Show every line where "name" occurs.
--- begin RECORDS PROVIDED ---
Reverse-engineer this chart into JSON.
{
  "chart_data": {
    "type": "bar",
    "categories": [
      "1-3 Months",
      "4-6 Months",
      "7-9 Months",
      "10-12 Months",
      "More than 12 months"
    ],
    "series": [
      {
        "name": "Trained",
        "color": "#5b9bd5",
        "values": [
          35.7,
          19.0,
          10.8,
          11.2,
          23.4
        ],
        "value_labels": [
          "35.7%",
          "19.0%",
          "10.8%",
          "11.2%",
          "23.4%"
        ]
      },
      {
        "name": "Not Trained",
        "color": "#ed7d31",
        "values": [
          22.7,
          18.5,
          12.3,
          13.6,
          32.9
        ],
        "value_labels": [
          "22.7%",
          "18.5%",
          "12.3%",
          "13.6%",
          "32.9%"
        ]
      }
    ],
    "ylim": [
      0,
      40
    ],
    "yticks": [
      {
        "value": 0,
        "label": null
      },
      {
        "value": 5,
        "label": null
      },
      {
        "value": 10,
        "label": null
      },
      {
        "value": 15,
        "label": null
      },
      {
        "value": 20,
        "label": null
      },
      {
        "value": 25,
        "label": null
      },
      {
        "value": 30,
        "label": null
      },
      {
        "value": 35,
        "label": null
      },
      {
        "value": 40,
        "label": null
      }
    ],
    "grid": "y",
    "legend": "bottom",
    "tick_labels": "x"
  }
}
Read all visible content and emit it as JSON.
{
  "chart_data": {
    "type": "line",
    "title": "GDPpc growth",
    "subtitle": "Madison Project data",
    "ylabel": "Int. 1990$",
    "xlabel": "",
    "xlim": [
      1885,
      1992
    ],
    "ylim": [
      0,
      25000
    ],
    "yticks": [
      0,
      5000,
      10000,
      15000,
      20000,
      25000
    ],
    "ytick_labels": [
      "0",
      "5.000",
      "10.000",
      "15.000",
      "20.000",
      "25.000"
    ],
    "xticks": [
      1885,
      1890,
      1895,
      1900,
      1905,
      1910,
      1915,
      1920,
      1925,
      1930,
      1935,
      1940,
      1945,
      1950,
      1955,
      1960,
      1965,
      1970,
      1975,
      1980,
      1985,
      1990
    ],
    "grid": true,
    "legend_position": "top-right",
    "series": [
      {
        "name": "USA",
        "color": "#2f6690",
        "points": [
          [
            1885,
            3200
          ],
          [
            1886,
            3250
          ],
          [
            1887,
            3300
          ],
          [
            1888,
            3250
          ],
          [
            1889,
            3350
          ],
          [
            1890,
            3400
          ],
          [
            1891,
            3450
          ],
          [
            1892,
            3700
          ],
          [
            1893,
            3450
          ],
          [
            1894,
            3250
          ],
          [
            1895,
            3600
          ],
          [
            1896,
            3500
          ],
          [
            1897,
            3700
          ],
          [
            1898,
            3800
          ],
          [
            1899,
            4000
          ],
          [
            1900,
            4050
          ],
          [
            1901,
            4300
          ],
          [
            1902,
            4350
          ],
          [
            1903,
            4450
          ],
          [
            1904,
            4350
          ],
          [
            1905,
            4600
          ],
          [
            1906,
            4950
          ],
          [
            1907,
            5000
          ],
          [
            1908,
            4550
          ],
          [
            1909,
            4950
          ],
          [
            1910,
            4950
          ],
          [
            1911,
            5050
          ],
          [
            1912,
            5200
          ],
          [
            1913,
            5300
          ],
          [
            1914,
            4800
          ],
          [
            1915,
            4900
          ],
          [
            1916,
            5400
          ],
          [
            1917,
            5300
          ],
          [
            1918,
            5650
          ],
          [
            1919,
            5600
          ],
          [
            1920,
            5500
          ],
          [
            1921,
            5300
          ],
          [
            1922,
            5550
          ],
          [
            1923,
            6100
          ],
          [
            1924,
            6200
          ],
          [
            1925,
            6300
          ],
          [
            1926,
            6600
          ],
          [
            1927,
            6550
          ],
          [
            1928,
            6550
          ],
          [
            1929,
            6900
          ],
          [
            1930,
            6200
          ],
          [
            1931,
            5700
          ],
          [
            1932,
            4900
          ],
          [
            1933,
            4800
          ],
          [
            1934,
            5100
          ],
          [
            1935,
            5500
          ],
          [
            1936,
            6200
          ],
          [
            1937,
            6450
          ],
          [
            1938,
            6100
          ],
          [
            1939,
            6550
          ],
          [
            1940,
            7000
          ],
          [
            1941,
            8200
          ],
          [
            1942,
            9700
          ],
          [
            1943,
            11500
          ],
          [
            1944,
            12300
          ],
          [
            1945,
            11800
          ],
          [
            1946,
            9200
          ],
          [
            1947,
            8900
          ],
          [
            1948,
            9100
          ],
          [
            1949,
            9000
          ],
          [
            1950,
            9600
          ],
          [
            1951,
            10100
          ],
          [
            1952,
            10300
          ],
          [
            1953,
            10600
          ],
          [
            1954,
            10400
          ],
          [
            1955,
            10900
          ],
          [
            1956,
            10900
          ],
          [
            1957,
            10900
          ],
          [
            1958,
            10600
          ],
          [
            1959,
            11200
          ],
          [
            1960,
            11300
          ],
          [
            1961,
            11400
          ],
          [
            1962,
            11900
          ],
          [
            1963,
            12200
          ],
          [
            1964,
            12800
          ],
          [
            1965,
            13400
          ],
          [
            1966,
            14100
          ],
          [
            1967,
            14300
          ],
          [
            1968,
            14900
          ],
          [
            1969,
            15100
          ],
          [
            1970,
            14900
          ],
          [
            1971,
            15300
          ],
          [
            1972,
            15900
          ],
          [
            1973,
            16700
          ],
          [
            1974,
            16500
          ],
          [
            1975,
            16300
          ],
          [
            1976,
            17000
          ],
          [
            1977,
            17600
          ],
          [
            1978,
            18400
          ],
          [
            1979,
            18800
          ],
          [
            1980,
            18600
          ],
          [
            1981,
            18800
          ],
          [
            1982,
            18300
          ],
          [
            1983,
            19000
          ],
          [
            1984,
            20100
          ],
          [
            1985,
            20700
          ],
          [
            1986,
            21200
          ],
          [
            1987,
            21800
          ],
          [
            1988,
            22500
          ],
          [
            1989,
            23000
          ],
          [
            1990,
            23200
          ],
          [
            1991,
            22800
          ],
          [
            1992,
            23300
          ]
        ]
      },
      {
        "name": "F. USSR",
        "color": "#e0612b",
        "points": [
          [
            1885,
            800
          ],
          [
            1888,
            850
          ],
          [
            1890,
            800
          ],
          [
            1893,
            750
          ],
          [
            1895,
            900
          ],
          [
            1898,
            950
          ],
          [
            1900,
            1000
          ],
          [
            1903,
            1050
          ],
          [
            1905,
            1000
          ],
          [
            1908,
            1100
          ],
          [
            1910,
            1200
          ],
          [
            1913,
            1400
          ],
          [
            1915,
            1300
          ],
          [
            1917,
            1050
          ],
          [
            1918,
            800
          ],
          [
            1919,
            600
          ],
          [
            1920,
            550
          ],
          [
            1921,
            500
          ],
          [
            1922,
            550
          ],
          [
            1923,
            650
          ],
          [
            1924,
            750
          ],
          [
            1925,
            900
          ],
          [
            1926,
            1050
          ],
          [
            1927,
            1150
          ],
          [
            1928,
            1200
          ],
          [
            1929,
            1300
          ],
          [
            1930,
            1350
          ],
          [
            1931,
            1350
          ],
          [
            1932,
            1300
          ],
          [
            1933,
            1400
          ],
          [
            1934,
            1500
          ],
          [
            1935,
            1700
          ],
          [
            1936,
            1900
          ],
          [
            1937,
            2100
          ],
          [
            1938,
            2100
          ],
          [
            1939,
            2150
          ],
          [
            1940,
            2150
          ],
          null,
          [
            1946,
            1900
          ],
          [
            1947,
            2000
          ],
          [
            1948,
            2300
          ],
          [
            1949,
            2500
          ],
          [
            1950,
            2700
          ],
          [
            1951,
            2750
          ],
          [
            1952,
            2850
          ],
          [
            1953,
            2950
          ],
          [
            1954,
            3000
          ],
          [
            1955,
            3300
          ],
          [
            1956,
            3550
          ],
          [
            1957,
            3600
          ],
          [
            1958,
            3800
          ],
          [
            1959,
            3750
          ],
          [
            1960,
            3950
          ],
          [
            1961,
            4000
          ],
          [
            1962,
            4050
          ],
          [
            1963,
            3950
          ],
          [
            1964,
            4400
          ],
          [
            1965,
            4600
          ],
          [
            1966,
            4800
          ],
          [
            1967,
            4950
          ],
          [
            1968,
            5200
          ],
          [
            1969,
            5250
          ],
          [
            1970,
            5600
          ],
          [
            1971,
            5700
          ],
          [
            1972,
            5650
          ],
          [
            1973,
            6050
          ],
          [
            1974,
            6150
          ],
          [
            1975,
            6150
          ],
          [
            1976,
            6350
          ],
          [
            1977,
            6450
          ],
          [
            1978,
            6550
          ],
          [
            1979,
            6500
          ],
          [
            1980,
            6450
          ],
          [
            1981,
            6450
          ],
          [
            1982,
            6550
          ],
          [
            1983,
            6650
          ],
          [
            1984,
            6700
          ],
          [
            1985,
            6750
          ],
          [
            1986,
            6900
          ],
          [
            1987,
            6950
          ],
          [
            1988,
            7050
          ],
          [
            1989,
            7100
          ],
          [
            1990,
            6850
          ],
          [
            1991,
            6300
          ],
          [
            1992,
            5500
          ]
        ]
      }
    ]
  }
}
--- end RECORDS PROVIDED ---
**THE RESPONSE**
        "name": "Trained",
        "name": "Not Trained",
        "name": "USA",
        "name": "F. USSR",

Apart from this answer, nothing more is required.